_What is required_: Write out all the entries word for word and omit any pictures.

[start of Input]

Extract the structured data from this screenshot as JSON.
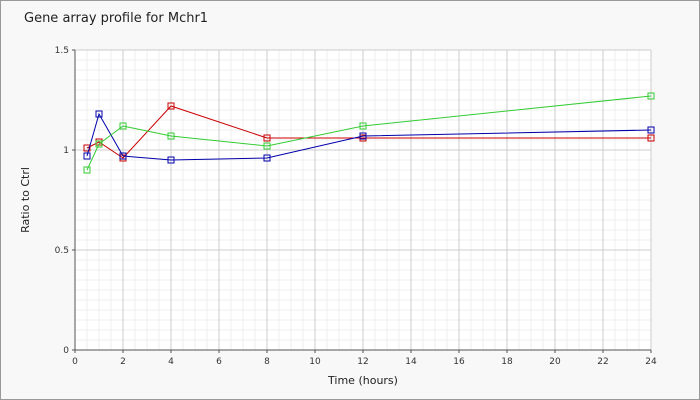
{
  "chart_data": {
    "type": "line",
    "title": "Gene array profile for Mchr1",
    "xlabel": "Time (hours)",
    "ylabel": "Ratio to Ctrl",
    "xlim": [
      0,
      24
    ],
    "ylim": [
      0,
      1.5
    ],
    "x_ticks": [
      "0",
      "2",
      "4",
      "6",
      "8",
      "10",
      "12",
      "14",
      "16",
      "18",
      "20",
      "22",
      "24"
    ],
    "y_ticks": [
      "0",
      "0.5",
      "1",
      "1.5"
    ],
    "grid": true,
    "series": [
      {
        "color": "#cc0000",
        "points": [
          [
            0.5,
            1.01
          ],
          [
            1,
            1.04
          ],
          [
            2,
            0.96
          ],
          [
            4,
            1.22
          ],
          [
            8,
            1.06
          ],
          [
            12,
            1.06
          ],
          [
            24,
            1.06
          ]
        ]
      },
      {
        "color": "#0000aa",
        "points": [
          [
            0.5,
            0.97
          ],
          [
            1,
            1.18
          ],
          [
            2,
            0.97
          ],
          [
            4,
            0.95
          ],
          [
            8,
            0.96
          ],
          [
            12,
            1.07
          ],
          [
            24,
            1.1
          ]
        ]
      },
      {
        "color": "#33cc33",
        "points": [
          [
            0.5,
            0.9
          ],
          [
            1,
            1.03
          ],
          [
            2,
            1.12
          ],
          [
            4,
            1.07
          ],
          [
            8,
            1.02
          ],
          [
            12,
            1.12
          ],
          [
            24,
            1.27
          ]
        ]
      }
    ]
  }
}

[end of Input]

_Task output_:
Extract the structured data from this screenshot as JSON.
{
  "chart_data": {
    "type": "line",
    "title": "Gene array profile for Mchr1",
    "xlabel": "Time (hours)",
    "ylabel": "Ratio to Ctrl",
    "xlim": [
      0,
      24
    ],
    "ylim": [
      0,
      1.5
    ],
    "x_ticks": [
      "0",
      "2",
      "4",
      "6",
      "8",
      "10",
      "12",
      "14",
      "16",
      "18",
      "20",
      "22",
      "24"
    ],
    "y_ticks": [
      "0",
      "0.5",
      "1",
      "1.5"
    ],
    "grid": true,
    "series": [
      {
        "color": "#cc0000",
        "points": [
          [
            0.5,
            1.01
          ],
          [
            1,
            1.04
          ],
          [
            2,
            0.96
          ],
          [
            4,
            1.22
          ],
          [
            8,
            1.06
          ],
          [
            12,
            1.06
          ],
          [
            24,
            1.06
          ]
        ]
      },
      {
        "color": "#0000aa",
        "points": [
          [
            0.5,
            0.97
          ],
          [
            1,
            1.18
          ],
          [
            2,
            0.97
          ],
          [
            4,
            0.95
          ],
          [
            8,
            0.96
          ],
          [
            12,
            1.07
          ],
          [
            24,
            1.1
          ]
        ]
      },
      {
        "color": "#33cc33",
        "points": [
          [
            0.5,
            0.9
          ],
          [
            1,
            1.03
          ],
          [
            2,
            1.12
          ],
          [
            4,
            1.07
          ],
          [
            8,
            1.02
          ],
          [
            12,
            1.12
          ],
          [
            24,
            1.27
          ]
        ]
      }
    ]
  }
}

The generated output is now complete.